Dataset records
# # # # # # #
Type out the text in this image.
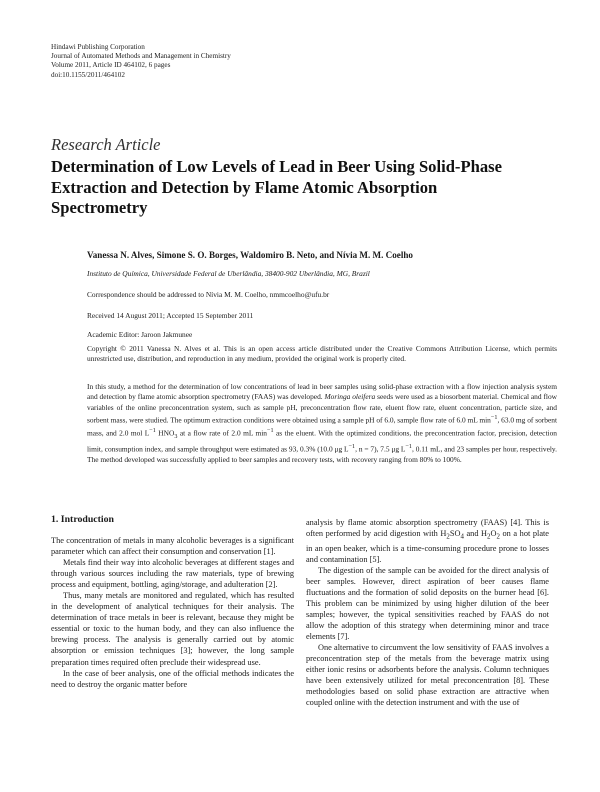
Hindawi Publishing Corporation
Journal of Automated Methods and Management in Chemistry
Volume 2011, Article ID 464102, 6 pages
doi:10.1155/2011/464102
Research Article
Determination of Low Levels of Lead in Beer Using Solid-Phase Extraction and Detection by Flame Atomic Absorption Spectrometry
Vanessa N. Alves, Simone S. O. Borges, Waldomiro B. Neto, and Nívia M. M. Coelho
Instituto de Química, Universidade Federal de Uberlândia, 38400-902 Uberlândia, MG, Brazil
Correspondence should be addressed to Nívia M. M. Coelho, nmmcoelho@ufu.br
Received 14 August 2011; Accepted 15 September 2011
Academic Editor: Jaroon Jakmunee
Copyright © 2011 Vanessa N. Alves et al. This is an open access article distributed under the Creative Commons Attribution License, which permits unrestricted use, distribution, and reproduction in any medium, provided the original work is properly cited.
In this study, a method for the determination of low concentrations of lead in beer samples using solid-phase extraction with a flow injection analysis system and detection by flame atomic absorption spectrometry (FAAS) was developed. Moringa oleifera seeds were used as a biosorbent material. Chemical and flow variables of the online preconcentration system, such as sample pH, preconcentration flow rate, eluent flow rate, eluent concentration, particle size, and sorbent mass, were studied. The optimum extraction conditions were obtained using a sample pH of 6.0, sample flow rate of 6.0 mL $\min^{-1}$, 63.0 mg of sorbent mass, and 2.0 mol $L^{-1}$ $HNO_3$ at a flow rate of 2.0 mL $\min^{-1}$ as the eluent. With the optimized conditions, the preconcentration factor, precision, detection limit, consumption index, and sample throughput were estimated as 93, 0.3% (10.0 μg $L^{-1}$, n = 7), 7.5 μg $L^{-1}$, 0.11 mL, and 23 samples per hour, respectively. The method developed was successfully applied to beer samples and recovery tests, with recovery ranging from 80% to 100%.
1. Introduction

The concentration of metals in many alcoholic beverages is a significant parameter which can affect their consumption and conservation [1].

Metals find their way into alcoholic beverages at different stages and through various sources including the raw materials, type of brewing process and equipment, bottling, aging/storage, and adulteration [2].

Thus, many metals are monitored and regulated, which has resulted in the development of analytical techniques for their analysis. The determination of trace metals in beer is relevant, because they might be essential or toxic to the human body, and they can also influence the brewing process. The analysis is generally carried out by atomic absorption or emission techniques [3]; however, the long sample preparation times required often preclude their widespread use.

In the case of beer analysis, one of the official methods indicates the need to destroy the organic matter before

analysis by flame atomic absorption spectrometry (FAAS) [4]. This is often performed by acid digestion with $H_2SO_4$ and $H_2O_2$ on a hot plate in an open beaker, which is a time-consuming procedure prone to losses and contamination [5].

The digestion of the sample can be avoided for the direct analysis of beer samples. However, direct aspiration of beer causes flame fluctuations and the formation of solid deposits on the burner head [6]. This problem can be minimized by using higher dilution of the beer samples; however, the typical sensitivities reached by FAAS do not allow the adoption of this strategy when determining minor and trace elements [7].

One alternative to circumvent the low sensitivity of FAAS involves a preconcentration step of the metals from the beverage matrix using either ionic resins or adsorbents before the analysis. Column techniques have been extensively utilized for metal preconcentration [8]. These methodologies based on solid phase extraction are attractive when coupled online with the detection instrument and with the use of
# # # # # # #
(Your instructions):
In the copy, include all records verbatim but no images.

(Exercise response):
Type out the text in this image.
Hindawi Publishing Corporation
Journal of Automated Methods and Management in Chemistry
Volume 2011, Article ID 464102, 6 pages
doi:10.1155/2011/464102
Research Article
Determination of Low Levels of Lead in Beer Using Solid-Phase Extraction and Detection by Flame Atomic Absorption Spectrometry
Vanessa N. Alves, Simone S. O. Borges, Waldomiro B. Neto, and Nívia M. M. Coelho
Instituto de Química, Universidade Federal de Uberlândia, 38400-902 Uberlândia, MG, Brazil
Correspondence should be addressed to Nívia M. M. Coelho, nmmcoelho@ufu.br
Received 14 August 2011; Accepted 15 September 2011
Academic Editor: Jaroon Jakmunee
Copyright © 2011 Vanessa N. Alves et al. This is an open access article distributed under the Creative Commons Attribution License, which permits unrestricted use, distribution, and reproduction in any medium, provided the original work is properly cited.
In this study, a method for the determination of low concentrations of lead in beer samples using solid-phase extraction with a flow injection analysis system and detection by flame atomic absorption spectrometry (FAAS) was developed. Moringa oleifera seeds were used as a biosorbent material. Chemical and flow variables of the online preconcentration system, such as sample pH, preconcentration flow rate, eluent flow rate, eluent concentration, particle size, and sorbent mass, were studied. The optimum extraction conditions were obtained using a sample pH of 6.0, sample flow rate of 6.0 mL $\min^{-1}$, 63.0 mg of sorbent mass, and 2.0 mol $L^{-1}$ $HNO_3$ at a flow rate of 2.0 mL $\min^{-1}$ as the eluent. With the optimized conditions, the preconcentration factor, precision, detection limit, consumption index, and sample throughput were estimated as 93, 0.3% (10.0 μg $L^{-1}$, n = 7), 7.5 μg $L^{-1}$, 0.11 mL, and 23 samples per hour, respectively. The method developed was successfully applied to beer samples and recovery tests, with recovery ranging from 80% to 100%.
1. Introduction

The concentration of metals in many alcoholic beverages is a significant parameter which can affect their consumption and conservation [1].

Metals find their way into alcoholic beverages at different stages and through various sources including the raw materials, type of brewing process and equipment, bottling, aging/storage, and adulteration [2].

Thus, many metals are monitored and regulated, which has resulted in the development of analytical techniques for their analysis. The determination of trace metals in beer is relevant, because they might be essential or toxic to the human body, and they can also influence the brewing process. The analysis is generally carried out by atomic absorption or emission techniques [3]; however, the long sample preparation times required often preclude their widespread use.

In the case of beer analysis, one of the official methods indicates the need to destroy the organic matter before

analysis by flame atomic absorption spectrometry (FAAS) [4]. This is often performed by acid digestion with $H_2SO_4$ and $H_2O_2$ on a hot plate in an open beaker, which is a time-consuming procedure prone to losses and contamination [5].

The digestion of the sample can be avoided for the direct analysis of beer samples. However, direct aspiration of beer causes flame fluctuations and the formation of solid deposits on the burner head [6]. This problem can be minimized by using higher dilution of the beer samples; however, the typical sensitivities reached by FAAS do not allow the adoption of this strategy when determining minor and trace elements [7].

One alternative to circumvent the low sensitivity of FAAS involves a preconcentration step of the metals from the beverage matrix using either ionic resins or adsorbents before the analysis. Column techniques have been extensively utilized for metal preconcentration [8]. These methodologies based on solid phase extraction are attractive when coupled online with the detection instrument and with the use of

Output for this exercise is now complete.